**Page text**

•••

Maurice Herbert Evans (3 June 1901 – 12 March 1989) was an English actor, noted for his interpretations of Shakespearean characters. His best-known screen roles include Dr. Zaius in the 1968 film Planet of the Apes and Samantha Stephens's father, Maurice, on Bewitched.

Early years
Evans was born at 28 Icen Way in Dorchester, Dorset. He was the son of Laura (Turner) and Alfred Herbert Evans, a Welsh dispensing chemist and keen amateur actor who made adaptations of novels by Thomas Hardy for the local amateur company. Young Maurice made his first stage appearance as a small boy in Far from the Madding Crowd.

He first appeared on the stage in 1926 at the Cambridge Festival Theatre and joined the Old Vic Company in 1934, playing Hamlet, Richard II, and Iago. He was selected by Terence Gray to appear in the opening production in November 1926 at the Festival Theatre, taking the part of Orestes in two parts of the sensational production of the Oresteia of Aeschylus. This was followed by Lord Belvoir in The Man Who Ate the Popomack by W. J. Turner, and Saint Anthony in Maeterlinck's The Miracle of Saint Anthony.

In 1927, Evans played a poet in The Pleasure Garden by Beatrice Mayor followed by Young Man in On Baile's Strand by W. B. Yeats, Midir in The Immortal Hour by Fiona Macleod, the Hon. Algernon Moodie in The Rumour by C.K. Munro, Mark Ingestire in Sweeney Todd by Dibdin Pitt, the poet in The Lost Silk Hat by Lord Dunsany, the Captain in Androcles and the Lion by George Bernard Shaw, Mister Four and Young Man in The Adding Machine by Elmer Rice, Don Juan in the play of the same title by James Elroy Flecker, two parts in Terence Gray's own play The Red Nights of the Tcheka, the Stage Manager in The Player Queen (also by Yeats), the Second Engineer in The Insect Play by the Čapek brothers, Prince Kamose in another Gray play called And in the Tomb, and finally in June 1927, Don Pelegari in Pirandello's Each In His Own Way. Both Yeats and Shaw attended performances of their own plays.

•••

**Short task**
Pick up the Maurice Evans biography from the point where it stops and carry it forward.

**Material**
•••

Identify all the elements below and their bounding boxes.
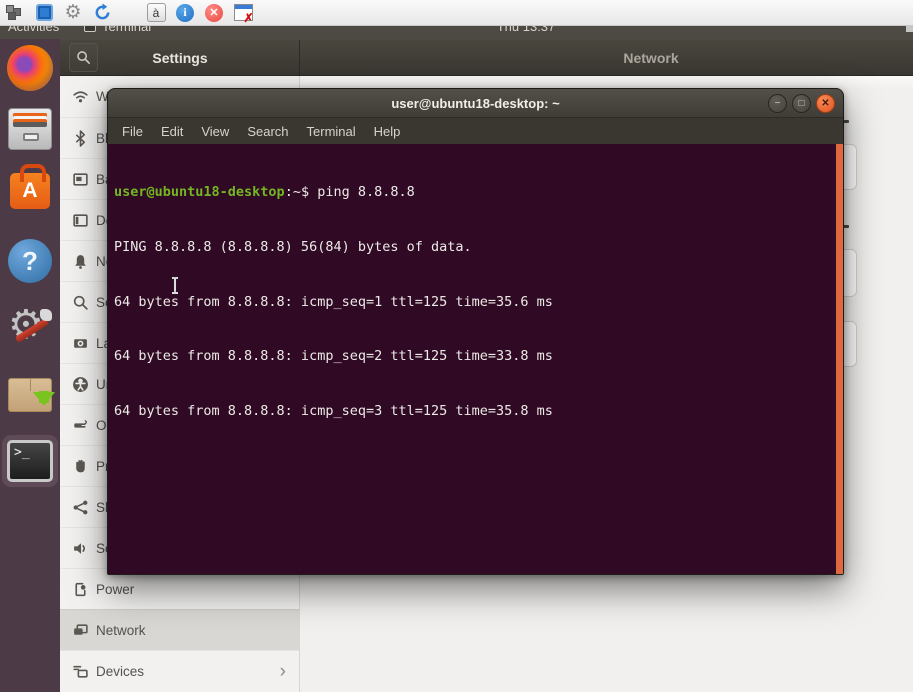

•••

**Final answer**
Career
In 1927, he was one of a group of out-of-work actors including Laurence Olivier, chosen to perform in a "tryout" of R. C. Sherriff's Journey's End directed by James Whale at the Apollo Theatre in London, and later in 1929 at the Savoy Theatre which had been leased by the Chicago theatre manager Maurice Browne. It was a huge success, running for two years and making Maurice's name. He played the young officer Raleigh, who dies at the end of the play. In 1934, he went to the Old Vic Theatre where his interpretation of Shakespeare's Richard II was highly praised. It was as a result of this that he was invited to join Katharine Cornell in the United States. His first appearance on Broadway was in Romeo and Juliet opposite Katharine Cornell in 1936, but he made his biggest impact in Shakespeare's Richard II, a production whose unexpected success was the surprise of the 1937 theatre season and allowed Evans to play Hamlet (1938) (the first time that the play was performed uncut on the New York stage), Falstaff in Henry IV, Part 1 (1939), Macbeth (1941) and Malvolio in Twelfth Night (1942) opposite the Viola of Helen Hayes, under the direction of Margaret Webster. He also starred opposite Cornell in the 1935 production of George Bernard Shaw's St. Joan.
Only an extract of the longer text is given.